## Task
Go through the data below. Pull out every line that has the word "Свинцовый".

## Supplied material

# # # # # # #

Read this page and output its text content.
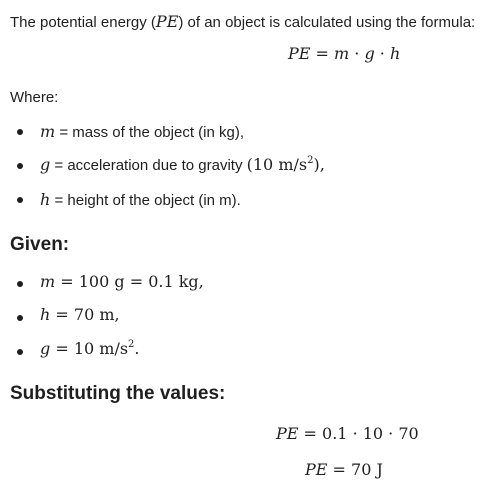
The potential energy (PE) of an object is calculated using the formula:
PE = m · g · h
Where:
m = mass of the object (in kg),
g = acceleration due to gravity (10 $m/s^2$),
h = height of the object (in m).
Given:
m = 100 g = 0.1 kg,
h = 70 m,
g = 10 $m/s^2$.
Substituting the values:
PE = 0.1 · 10 · 70
PE = 70 J
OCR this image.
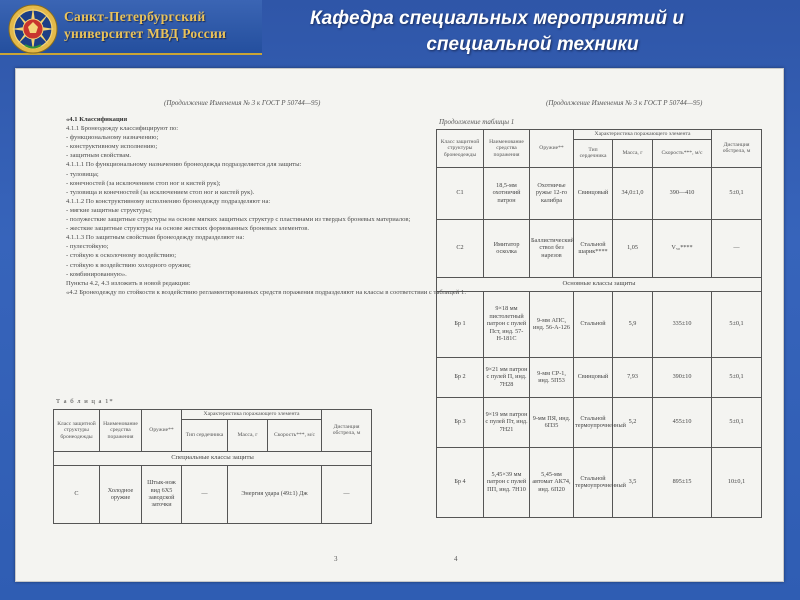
Санкт-Петербургский
университет МВД России
Кафедра специальных мероприятий и
специальной техники
(Продолжение Изменения № 3 к ГОСТ Р 50744—95)

«4.1 Классификация

4.1.1 Бронеодежду классифицируют по:

- функциональному назначению;

- конструктивному исполнению;

- защитным свойствам.

4.1.1.1 По функциональному назначению бронеодежда подразделяется для защиты:

- туловища;

- конечностей (за исключением стоп ног и кистей рук);

- туловища и конечностей (за исключением стоп ног и кистей рук).

4.1.1.2 По конструктивному исполнению бронеодежду подразделяют на:

- мягкие защитные структуры;

- полужесткие защитные структуры на основе мягких защитных структур с пластинами из твердых броневых материалов;

- жесткие защитные структуры на основе жестких формованных броневых элементов.

4.1.1.3 По защитным свойствам бронеодежду подразделяют на:

- пулестойкую;

- стойкую к осколочному воздействию;

- стойкую к воздействию холодного оружия;

- комбинированную».

Пункты 4.2, 4.3 изложить в новой редакции:

«4.2 Бронеодежду по стойкости к воздействию регламентированных средств поражения подразделяют на классы в соответствии с таблицей 1.

Т а б л и ц а 1*
Класс защитной структуры бронеодежды	Наименование средства поражения	Оружие**	Характеристика поражающего элемента			Дистанция обстрела, м
			Тип сердечника	Масса, г	Скорость***, м/с	
Специальные классы защиты						
С	Холодное оружие	Штык-нож вид 6Х5 заводской заточки	—	Энергия удара (49±1) Дж		—
3
(Продолжение Изменения № 3 к ГОСТ Р 50744—95)
Продолжение таблицы 1
Класс защитной структуры бронеодежды	Наименование средства поражения	Оружие**	Характеристика поражающего элемента			Дистанция обстрела, м
			Тип сердечника	Масса, г	Скорость***, м/с	
С1	18,5-мм охотничий патрон	Охотничье ружье 12-го калибра	Свинцовый	34,0±1,0	390—410	5±0,1
С2	Имитатор осколка	Баллистический ствол без нарезов	Стальной шарик****	1,05	V₅₀****	—
Основные классы защиты						
Бр 1	9×18 мм пистолетный патрон с пулей Пст, инд. 57-Н-181С	9-мм АПС, инд. 56-А-126	Стальной	5,9	335±10	5±0,1
Бр 2	9×21 мм патрон с пулей П, инд. 7Н28	9-мм СР-1, инд. 5П53	Свинцовый	7,93	390±10	5±0,1
Бр 3	9×19 мм патрон с пулей Пт, инд. 7Н21	9-мм ПЯ, инд. 6П35	Стальной термоупрочненный	5,2	455±10	5±0,1
Бр 4	5,45×39 мм патрон с пулей ПП, инд. 7Н10	5,45-мм автомат АК74, инд. 6П20	Стальной термоупрочненный	3,5	895±15	10±0,1
4
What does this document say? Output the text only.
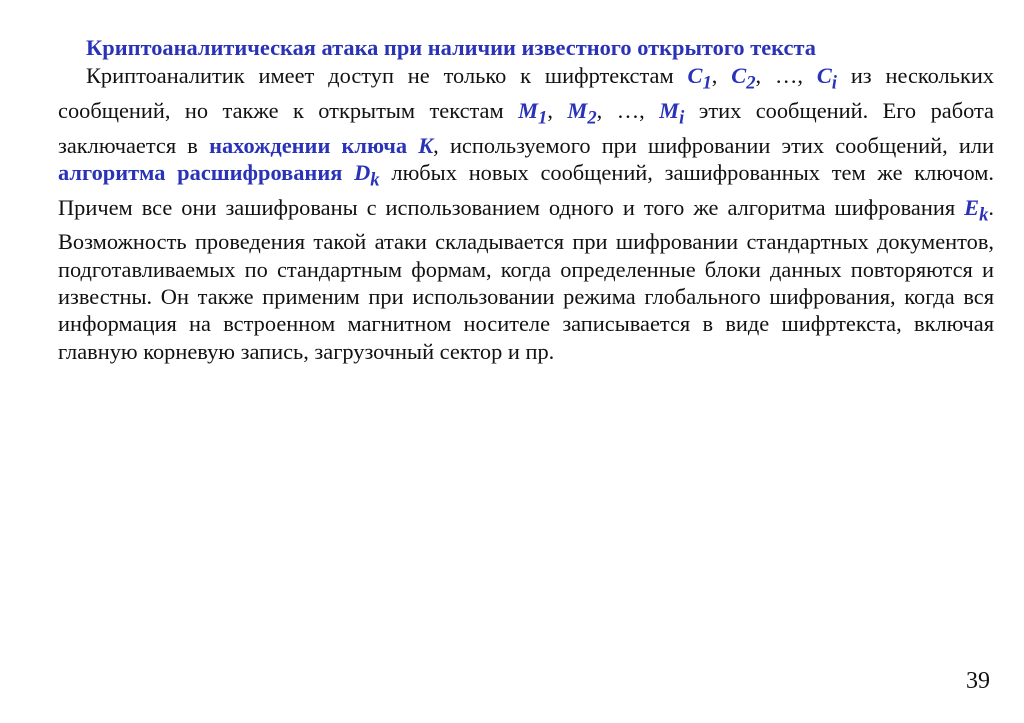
Криптоаналитическая атака при наличии известного открытого текста

Криптоаналитик имеет доступ не только к шифртекстам $C_1$, $C_2$, …, $C_i$ из нескольких сообщений, но также к открытым текстам $M_1$, $M_2$, …, $M_i$ этих сообщений. Его работа заключается в нахождении ключа K, используемого при шифровании этих сообщений, или алгоритма расшифрования $D_k$ любых новых сообщений, зашифрованных тем же ключом. Причем все они зашифрованы с использованием одного и того же алгоритма шифрования $E_k$. Возможность проведения такой атаки складывается при шифровании стандартных документов, подготавливаемых по стандартным формам, когда определенные блоки данных повторяются и известны. Он также применим при использовании режима глобального шифрования, когда вся информация на встроенном магнитном носителе записывается в виде шифртекста, включая главную корневую запись, загрузочный сектор и пр.

39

# # # # # # #

## Task response
С1	18,5-мм охотничий патрон	Охотничье ружье 12-го калибра	Свинцовый	34,0±1,0	390—410	5±0,1
Бр 2	9×21 мм патрон с пулей П, инд. 7Н28	9-мм СР-1, инд. 5П53	Свинцовый	7,93	390±10	5±0,1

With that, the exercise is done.